* [STATED TASK] Each line containing the word "true" should be found and copied.

* [RECORDS FOR THE EXERCISE]
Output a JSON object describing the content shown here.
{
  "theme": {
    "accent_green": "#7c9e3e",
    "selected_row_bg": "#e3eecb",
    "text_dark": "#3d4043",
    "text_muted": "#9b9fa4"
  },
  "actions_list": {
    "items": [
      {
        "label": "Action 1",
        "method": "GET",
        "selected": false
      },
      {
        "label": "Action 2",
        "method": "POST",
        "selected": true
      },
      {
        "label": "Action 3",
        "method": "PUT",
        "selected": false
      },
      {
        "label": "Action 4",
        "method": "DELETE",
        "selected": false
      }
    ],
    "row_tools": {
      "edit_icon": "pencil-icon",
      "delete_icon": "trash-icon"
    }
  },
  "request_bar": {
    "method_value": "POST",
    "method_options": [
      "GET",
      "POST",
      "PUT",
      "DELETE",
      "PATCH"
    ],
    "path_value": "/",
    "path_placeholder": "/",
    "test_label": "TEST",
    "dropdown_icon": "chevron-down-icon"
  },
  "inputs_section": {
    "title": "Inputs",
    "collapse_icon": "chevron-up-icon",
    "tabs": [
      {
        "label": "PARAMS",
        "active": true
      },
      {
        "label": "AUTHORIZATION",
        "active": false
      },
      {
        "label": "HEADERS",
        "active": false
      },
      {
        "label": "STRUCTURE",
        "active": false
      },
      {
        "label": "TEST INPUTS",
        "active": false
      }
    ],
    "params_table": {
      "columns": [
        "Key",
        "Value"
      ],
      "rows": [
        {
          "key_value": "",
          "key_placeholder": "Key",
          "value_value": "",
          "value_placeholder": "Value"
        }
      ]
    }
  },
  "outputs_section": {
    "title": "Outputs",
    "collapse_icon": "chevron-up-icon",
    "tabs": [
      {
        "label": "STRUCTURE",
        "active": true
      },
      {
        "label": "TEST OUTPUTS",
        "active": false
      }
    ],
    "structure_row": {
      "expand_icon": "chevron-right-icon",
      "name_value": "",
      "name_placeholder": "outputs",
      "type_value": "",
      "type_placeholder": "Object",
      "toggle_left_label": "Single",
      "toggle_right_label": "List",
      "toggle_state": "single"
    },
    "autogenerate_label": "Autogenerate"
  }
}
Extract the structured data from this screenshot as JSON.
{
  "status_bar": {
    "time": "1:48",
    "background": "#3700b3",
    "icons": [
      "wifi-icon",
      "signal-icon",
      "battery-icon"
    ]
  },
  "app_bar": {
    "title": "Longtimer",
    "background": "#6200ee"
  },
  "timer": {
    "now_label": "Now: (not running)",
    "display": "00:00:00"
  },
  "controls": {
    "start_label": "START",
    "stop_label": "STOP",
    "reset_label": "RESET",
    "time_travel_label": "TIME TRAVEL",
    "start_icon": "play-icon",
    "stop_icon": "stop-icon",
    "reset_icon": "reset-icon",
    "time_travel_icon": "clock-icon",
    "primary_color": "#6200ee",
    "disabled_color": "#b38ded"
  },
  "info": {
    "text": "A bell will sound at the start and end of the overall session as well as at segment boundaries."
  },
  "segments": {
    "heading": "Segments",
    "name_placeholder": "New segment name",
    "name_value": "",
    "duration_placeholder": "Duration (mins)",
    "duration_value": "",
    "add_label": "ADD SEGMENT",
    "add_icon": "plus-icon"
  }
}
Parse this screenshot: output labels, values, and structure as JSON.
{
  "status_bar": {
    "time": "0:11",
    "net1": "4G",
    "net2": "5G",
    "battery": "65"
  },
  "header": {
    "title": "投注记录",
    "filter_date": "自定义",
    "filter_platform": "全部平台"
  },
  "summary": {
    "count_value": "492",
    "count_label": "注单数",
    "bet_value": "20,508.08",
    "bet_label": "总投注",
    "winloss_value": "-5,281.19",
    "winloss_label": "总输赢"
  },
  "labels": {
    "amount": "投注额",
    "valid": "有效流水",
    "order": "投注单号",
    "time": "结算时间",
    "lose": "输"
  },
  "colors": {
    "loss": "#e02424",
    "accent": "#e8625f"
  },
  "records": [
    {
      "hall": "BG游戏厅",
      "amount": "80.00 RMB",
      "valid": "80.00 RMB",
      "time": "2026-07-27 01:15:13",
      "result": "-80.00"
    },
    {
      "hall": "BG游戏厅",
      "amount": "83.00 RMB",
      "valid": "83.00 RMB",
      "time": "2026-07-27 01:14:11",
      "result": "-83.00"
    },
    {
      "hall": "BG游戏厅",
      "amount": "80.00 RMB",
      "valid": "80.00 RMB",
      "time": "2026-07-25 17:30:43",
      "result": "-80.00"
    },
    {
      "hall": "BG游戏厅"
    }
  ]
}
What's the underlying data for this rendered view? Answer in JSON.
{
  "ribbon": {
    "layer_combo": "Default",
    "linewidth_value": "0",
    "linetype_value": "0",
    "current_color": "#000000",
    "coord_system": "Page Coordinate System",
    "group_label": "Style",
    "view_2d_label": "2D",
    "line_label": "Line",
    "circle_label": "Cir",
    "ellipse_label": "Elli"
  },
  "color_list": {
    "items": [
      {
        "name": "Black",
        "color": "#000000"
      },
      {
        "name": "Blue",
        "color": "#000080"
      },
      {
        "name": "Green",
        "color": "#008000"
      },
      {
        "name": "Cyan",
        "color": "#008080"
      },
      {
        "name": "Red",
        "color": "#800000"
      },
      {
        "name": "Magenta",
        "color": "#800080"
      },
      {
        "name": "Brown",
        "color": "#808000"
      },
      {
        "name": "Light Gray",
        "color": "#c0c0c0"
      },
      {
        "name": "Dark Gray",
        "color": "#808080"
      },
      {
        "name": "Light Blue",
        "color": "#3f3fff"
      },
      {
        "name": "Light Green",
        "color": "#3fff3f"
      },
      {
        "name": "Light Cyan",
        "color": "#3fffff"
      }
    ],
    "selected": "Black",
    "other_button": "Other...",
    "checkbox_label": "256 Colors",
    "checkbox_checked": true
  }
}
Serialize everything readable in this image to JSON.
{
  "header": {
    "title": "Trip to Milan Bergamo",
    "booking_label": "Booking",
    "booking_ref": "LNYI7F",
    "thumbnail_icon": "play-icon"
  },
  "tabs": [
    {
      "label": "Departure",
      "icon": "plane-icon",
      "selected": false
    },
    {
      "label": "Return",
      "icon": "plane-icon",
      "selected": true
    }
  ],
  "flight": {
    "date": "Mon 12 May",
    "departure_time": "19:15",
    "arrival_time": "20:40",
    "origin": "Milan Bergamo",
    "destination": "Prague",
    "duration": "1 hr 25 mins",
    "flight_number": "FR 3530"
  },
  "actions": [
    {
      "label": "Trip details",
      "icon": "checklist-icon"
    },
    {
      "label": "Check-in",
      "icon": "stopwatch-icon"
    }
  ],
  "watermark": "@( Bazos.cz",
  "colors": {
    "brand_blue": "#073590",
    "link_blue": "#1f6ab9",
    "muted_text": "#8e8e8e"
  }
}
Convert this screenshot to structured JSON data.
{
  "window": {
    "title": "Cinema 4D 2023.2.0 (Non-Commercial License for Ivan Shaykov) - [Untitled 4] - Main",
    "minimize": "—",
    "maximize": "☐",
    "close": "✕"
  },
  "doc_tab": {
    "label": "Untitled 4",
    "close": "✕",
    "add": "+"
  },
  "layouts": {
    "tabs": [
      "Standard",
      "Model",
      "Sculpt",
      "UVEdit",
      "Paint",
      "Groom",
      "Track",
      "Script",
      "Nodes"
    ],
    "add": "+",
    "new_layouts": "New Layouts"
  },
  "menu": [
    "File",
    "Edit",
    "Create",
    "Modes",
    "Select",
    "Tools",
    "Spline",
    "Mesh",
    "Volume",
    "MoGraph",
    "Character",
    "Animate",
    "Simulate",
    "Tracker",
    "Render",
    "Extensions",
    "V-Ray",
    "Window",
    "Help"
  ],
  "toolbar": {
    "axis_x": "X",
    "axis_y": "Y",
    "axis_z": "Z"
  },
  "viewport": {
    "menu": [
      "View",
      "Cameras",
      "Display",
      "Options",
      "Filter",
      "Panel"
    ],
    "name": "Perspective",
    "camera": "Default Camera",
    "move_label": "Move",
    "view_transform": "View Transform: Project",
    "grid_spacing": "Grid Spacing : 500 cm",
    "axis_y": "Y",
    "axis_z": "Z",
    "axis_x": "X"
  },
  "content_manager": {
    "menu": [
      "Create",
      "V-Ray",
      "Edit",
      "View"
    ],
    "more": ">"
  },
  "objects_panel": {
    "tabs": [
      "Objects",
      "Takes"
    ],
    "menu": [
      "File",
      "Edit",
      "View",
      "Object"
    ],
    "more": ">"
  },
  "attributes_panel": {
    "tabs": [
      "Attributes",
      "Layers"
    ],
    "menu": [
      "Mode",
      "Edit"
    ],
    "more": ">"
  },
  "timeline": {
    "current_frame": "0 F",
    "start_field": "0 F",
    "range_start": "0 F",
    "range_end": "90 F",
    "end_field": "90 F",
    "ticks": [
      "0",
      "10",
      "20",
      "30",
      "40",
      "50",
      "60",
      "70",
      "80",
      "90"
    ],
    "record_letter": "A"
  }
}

* [RIGHT ANSWER]
        "selected": true
        "active": true
        "active": true
    "checkbox_checked": true
      "selected": true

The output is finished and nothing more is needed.